### Extrait source

I.               Un texte argumentatif

 

 

 

Le but : remise en cause de l’ordre social, plaidoyer pour le travail des nobles, apprendre un métier manuel, L’abolition des privilèges

 

 

 

  1. une construction syntaxique solide : les parallélismes, répétitions, anaphores, rythmes ternaires, effets d’allitérations et de paronomase qui donnent une évidence au texte. Gradations
  2. une batterie d’exemples et de métaphores : utilisation d’image concrètes, par exemple pour expliquer qqch de philosophique : le brigand et le voleur, utilisations des exemples concrets du palais en ruine, des métiers ( maître d’école, greffier), de noms proproes et utilisation du démonstratif.

 

 

 

  1. une stylistique du syllogisme, de la démonstration évidente

 

 

 

L’argument de la relation causale : «  celui mange dans l’oisiveté … » celle-ci est rétablie et montre l’absurdité de l’absence de lien causal : il faut travailler pour manger, or, il y en a qui mangent sans travailler, ils sont donc des voleurs

 

D. une rhétorique délibérative

 

Que faut-il faire dans le futur ? un txete fondé sur l’opposition entre présent et futur ( cf l. 1-3)

 

II. Quel type de texte ? (un texte inclassable)

 

 

 

-        moraliste antique : apprentissage religieux et moraliste de l’humilité : référence à la morale chrétienne des Béatitudes  ( idée que els premiers seront les denriers)fondée sur l’inversion : «  heureux les pauvres, le royaume des cieux est à eux », moraliste : hérite peut-être même de Bossuet ( sermon sur le mauvais riche), ou de la bruyère : Champagne, ou sur les vaniteux, et également philosophique : Sénèque, lettres à Luculius -emprunt à l’ancienne sagesse antique, stoïcienne : supporter avec constance les coups du sort + utilisation de l’image ancienne de la roue de fortune+

 

-         

 

-        philosophique : idées développées dans le contrat social, les notions de propriété , la place de l’homme dans la société, les écrits des lumières

 

 

 

-        pamphlétaire ? ressemble à la harangue, avec les questions rhétoriques, avec les insultes à peine déguisées, avec les avertissements prophétiques annonçant la ruine d’un classe sociale, et même l’encourageant.

######

Consignes de travail ->
**a.** Dans l'extrait source, quels métiers sont cités comme exemples concrets ?
**b.** Recopiez à l'identique les enregistrements, depuis leur tout début jusqu'à la ligne contenant « doc-statement-link: (view the », celle-ci comprise.

### Enregistrements stockés

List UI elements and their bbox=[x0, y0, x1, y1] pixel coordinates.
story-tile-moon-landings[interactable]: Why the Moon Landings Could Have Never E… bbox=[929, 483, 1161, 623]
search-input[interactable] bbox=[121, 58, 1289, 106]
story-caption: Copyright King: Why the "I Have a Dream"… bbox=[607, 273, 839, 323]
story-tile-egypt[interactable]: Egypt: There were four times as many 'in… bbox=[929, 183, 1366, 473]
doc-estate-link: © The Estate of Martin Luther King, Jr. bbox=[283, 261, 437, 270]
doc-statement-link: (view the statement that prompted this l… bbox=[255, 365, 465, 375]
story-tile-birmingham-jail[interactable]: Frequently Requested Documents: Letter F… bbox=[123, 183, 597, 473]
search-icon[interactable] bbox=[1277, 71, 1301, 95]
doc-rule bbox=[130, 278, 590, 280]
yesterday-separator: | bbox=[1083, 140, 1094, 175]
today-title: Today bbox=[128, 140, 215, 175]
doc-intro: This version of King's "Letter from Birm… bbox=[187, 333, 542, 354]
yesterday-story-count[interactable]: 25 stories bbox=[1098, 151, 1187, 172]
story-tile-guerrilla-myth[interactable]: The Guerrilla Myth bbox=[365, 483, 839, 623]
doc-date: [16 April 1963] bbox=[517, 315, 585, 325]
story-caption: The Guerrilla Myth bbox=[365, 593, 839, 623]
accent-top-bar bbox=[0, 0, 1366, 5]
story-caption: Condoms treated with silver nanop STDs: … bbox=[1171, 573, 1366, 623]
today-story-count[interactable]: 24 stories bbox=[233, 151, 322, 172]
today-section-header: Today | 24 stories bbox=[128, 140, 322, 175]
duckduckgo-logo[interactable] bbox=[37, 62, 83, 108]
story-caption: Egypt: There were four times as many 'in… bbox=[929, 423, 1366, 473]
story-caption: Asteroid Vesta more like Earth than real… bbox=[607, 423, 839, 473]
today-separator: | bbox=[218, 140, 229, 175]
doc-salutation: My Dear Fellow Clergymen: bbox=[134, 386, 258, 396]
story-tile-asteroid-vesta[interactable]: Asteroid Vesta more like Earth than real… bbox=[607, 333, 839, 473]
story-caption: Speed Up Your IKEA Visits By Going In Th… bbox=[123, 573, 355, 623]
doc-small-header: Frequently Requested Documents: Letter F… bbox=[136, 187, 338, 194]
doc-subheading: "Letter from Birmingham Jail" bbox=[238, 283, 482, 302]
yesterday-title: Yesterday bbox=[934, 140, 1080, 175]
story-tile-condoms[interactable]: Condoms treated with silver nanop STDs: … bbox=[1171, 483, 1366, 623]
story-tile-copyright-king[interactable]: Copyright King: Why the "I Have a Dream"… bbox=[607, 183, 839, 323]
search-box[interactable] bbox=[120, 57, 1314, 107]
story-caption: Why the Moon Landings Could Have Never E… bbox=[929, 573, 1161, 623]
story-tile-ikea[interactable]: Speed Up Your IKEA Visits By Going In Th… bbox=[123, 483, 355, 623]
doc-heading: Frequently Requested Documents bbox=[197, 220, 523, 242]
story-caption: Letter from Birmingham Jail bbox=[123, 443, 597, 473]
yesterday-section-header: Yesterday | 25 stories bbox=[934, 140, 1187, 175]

######

Réponses successives ->
**a.** Le maître d'école et le greffier.

**b.**
List UI elements and their bbox=[x0, y0, x1, y1] pixel coordinates.
story-tile-moon-landings[interactable]: Why the Moon Landings Could Have Never E… bbox=[929, 483, 1161, 623]
search-input[interactable] bbox=[121, 58, 1289, 106]
story-caption: Copyright King: Why the "I Have a Dream"… bbox=[607, 273, 839, 323]
story-tile-egypt[interactable]: Egypt: There were four times as many 'in… bbox=[929, 183, 1366, 473]
doc-estate-link: © The Estate of Martin Luther King, Jr. bbox=[283, 261, 437, 270]
doc-statement-link: (view the statement that prompted this l… bbox=[255, 365, 465, 375]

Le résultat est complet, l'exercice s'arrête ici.